EXERCISE AIM: Gather each line of the records where "object" appears.

****

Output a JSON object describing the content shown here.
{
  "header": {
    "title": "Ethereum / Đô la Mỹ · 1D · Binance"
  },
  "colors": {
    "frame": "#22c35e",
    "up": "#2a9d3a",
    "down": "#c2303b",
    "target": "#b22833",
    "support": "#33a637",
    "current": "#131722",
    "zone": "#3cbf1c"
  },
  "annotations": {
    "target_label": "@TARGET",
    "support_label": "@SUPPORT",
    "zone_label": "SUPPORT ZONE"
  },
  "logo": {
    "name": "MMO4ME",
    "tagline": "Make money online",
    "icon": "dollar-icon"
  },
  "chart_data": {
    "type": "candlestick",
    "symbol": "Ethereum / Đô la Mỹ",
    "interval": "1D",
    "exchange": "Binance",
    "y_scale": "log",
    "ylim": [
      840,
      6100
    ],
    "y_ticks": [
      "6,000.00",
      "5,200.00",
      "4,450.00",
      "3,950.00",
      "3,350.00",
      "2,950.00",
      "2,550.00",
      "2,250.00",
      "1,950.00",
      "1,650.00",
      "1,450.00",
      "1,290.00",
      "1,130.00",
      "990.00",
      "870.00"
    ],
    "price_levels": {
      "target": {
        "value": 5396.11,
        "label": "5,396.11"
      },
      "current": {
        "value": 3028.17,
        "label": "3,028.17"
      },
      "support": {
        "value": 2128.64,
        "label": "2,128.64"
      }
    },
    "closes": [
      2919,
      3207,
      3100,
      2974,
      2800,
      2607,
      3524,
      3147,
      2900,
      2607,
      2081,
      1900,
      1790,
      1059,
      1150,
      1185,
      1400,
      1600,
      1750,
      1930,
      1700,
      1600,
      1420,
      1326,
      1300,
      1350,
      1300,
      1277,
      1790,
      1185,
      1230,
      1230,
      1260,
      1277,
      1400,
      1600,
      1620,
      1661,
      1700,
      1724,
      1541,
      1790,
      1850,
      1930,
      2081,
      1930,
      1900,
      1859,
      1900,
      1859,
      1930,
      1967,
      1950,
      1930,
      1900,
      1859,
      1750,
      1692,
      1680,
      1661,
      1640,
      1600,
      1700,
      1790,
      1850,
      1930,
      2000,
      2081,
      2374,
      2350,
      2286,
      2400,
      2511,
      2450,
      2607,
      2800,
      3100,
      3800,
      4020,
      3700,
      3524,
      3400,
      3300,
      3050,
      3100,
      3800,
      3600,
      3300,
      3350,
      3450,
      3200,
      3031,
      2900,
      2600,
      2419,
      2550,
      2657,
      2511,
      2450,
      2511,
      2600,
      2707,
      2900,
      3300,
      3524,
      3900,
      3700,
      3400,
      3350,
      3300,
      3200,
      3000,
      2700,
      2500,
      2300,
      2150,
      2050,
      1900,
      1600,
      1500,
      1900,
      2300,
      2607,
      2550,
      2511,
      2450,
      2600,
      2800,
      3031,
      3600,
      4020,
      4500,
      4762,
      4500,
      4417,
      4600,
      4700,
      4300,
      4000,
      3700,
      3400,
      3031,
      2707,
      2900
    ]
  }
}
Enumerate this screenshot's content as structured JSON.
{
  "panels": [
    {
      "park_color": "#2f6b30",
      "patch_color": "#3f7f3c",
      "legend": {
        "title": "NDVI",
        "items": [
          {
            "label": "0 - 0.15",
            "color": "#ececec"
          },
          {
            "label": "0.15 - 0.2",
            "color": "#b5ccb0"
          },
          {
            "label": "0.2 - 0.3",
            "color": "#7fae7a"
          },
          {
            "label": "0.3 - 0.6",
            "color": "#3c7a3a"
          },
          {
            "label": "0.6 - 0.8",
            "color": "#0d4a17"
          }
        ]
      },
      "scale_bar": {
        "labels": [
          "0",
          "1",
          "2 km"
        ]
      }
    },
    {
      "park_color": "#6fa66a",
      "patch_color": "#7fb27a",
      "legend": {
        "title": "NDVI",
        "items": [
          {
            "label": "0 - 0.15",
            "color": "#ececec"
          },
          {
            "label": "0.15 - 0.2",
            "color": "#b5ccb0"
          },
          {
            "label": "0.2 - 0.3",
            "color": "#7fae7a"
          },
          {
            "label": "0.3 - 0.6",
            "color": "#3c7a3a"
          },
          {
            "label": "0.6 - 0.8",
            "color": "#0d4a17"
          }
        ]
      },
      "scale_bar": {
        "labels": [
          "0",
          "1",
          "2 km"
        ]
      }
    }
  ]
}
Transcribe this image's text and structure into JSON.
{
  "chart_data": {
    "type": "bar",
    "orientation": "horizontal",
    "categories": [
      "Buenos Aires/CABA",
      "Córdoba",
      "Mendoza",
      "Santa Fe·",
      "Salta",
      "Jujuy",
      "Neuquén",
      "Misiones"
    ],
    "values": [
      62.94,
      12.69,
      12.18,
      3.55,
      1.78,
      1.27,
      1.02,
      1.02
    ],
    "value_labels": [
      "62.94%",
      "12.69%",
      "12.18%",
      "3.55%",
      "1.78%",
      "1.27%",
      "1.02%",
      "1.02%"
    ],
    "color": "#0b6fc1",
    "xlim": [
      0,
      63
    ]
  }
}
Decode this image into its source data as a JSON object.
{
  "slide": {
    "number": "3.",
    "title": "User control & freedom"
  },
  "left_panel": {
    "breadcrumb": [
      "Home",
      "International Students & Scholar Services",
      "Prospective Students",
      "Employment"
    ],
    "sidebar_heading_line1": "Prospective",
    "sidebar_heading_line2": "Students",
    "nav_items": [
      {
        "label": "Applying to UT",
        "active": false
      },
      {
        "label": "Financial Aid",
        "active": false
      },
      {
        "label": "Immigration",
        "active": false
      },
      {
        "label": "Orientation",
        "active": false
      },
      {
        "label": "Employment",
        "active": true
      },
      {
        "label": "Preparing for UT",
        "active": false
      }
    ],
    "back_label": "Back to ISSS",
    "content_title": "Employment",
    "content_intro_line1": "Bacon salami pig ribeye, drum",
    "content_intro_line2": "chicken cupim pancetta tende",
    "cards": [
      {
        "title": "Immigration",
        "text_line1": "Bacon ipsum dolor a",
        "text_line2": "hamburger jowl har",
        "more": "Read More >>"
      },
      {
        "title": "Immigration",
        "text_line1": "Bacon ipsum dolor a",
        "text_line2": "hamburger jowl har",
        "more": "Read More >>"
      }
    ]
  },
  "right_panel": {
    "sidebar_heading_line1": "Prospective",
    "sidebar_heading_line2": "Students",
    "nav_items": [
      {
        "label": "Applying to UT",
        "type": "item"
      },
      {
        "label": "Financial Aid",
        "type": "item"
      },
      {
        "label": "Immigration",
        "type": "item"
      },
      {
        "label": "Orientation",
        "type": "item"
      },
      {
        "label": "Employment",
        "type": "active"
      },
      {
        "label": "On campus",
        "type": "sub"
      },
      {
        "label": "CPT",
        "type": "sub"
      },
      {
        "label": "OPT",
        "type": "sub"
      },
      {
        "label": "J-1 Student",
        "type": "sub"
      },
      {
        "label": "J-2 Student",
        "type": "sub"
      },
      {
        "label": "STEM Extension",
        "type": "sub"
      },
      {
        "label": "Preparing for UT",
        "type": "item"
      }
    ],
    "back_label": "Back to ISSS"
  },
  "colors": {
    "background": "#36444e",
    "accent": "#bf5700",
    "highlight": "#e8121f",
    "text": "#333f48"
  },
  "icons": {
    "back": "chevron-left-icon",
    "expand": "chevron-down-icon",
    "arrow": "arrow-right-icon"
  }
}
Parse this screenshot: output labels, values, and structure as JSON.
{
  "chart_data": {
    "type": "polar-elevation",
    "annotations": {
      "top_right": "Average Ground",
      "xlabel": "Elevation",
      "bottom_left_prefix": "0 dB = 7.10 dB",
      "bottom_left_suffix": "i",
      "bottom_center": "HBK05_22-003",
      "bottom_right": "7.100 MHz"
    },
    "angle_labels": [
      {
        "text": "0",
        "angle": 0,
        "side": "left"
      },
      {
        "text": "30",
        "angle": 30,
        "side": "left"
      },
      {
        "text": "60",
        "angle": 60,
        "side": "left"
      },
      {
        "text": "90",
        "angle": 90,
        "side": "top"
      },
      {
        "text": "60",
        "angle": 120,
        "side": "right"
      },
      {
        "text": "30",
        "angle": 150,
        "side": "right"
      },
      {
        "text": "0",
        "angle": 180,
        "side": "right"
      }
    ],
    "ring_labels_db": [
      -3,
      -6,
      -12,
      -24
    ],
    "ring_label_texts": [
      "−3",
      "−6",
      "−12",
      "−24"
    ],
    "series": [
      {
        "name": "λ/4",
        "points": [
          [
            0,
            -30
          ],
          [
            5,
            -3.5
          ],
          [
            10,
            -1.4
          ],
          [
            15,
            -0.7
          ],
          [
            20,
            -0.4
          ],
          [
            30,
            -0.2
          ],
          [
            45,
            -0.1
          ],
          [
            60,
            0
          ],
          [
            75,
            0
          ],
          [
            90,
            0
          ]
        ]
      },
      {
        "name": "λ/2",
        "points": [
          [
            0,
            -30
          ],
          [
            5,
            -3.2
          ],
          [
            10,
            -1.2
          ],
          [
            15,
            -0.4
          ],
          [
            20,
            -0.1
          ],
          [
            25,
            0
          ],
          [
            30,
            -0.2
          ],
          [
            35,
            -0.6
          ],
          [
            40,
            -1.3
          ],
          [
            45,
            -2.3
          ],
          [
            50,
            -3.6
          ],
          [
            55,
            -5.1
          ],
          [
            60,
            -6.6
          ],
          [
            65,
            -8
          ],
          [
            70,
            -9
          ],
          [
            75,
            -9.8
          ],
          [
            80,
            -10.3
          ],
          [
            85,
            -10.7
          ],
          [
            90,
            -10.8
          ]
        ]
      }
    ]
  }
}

****

ANSWER TO THE EXERCISE:
Output a JSON object describing the content shown here.
Decode this image into its source data as a JSON object.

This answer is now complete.